**Exercise material**:
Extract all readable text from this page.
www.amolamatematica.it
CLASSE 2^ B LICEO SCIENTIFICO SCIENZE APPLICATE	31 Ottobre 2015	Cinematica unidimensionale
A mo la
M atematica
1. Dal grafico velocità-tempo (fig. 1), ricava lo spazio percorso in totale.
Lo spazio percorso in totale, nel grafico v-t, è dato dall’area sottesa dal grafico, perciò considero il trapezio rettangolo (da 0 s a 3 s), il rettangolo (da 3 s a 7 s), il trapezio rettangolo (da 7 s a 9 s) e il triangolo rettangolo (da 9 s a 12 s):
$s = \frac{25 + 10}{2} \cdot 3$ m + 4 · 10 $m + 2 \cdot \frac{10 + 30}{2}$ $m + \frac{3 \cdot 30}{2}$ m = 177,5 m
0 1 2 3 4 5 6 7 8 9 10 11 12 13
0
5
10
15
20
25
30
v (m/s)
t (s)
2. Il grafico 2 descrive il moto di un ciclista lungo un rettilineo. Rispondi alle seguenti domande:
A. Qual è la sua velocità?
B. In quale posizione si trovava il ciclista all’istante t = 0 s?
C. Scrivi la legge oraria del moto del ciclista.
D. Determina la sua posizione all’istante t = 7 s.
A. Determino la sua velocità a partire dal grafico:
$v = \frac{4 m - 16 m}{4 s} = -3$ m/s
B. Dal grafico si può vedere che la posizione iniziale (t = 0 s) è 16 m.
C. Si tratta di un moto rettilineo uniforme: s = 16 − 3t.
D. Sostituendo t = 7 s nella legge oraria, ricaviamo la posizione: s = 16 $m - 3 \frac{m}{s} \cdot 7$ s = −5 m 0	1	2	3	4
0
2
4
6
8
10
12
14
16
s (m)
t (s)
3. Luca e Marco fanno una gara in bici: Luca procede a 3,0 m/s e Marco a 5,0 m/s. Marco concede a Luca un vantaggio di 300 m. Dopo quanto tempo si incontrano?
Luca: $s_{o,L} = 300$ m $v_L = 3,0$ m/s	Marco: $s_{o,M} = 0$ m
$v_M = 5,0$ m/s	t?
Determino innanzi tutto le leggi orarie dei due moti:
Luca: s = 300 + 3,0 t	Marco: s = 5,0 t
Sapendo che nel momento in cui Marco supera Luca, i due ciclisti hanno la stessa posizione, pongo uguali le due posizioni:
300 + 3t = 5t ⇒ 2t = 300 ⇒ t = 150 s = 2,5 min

**Exercise aim**: Return the full listing, character for character.

**Exercise result**:
Extract all readable text from this page.
www.amolamatematica.it
CLASSE 2^ B LICEO SCIENTIFICO SCIENZE APPLICATE	31 Ottobre 2015	Cinematica unidimensionale
A mo la
M atematica
1. Dal grafico velocità-tempo (fig. 1), ricava lo spazio percorso in totale.
Lo spazio percorso in totale, nel grafico v-t, è dato dall’area sottesa dal grafico, perciò considero il trapezio rettangolo (da 0 s a 3 s), il rettangolo (da 3 s a 7 s), il trapezio rettangolo (da 7 s a 9 s) e il triangolo rettangolo (da 9 s a 12 s):
$s = \frac{25 + 10}{2} \cdot 3$ m + 4 · 10 $m + 2 \cdot \frac{10 + 30}{2}$ $m + \frac{3 \cdot 30}{2}$ m = 177,5 m
0 1 2 3 4 5 6 7 8 9 10 11 12 13
0
5
10
15
20
25
30
v (m/s)
t (s)
2. Il grafico 2 descrive il moto di un ciclista lungo un rettilineo. Rispondi alle seguenti domande:
A. Qual è la sua velocità?
B. In quale posizione si trovava il ciclista all’istante t = 0 s?
C. Scrivi la legge oraria del moto del ciclista.
D. Determina la sua posizione all’istante t = 7 s.
A. Determino la sua velocità a partire dal grafico:
$v = \frac{4 m - 16 m}{4 s} = -3$ m/s
B. Dal grafico si può vedere che la posizione iniziale (t = 0 s) è 16 m.
C. Si tratta di un moto rettilineo uniforme: s = 16 − 3t.
D. Sostituendo t = 7 s nella legge oraria, ricaviamo la posizione: s = 16 $m - 3 \frac{m}{s} \cdot 7$ s = −5 m 0	1	2	3	4
0
2
4
6
8
10
12
14
16
s (m)
t (s)
3. Luca e Marco fanno una gara in bici: Luca procede a 3,0 m/s e Marco a 5,0 m/s. Marco concede a Luca un vantaggio di 300 m. Dopo quanto tempo si incontrano?
Luca: $s_{o,L} = 300$ m $v_L = 3,0$ m/s	Marco: $s_{o,M} = 0$ m
$v_M = 5,0$ m/s	t?
Determino innanzi tutto le leggi orarie dei due moti:
Luca: s = 300 + 3,0 t	Marco: s = 5,0 t
Sapendo che nel momento in cui Marco supera Luca, i due ciclisti hanno la stessa posizione, pongo uguali le due posizioni:
300 + 3t = 5t ⇒ 2t = 300 ⇒ t = 150 s = 2,5 min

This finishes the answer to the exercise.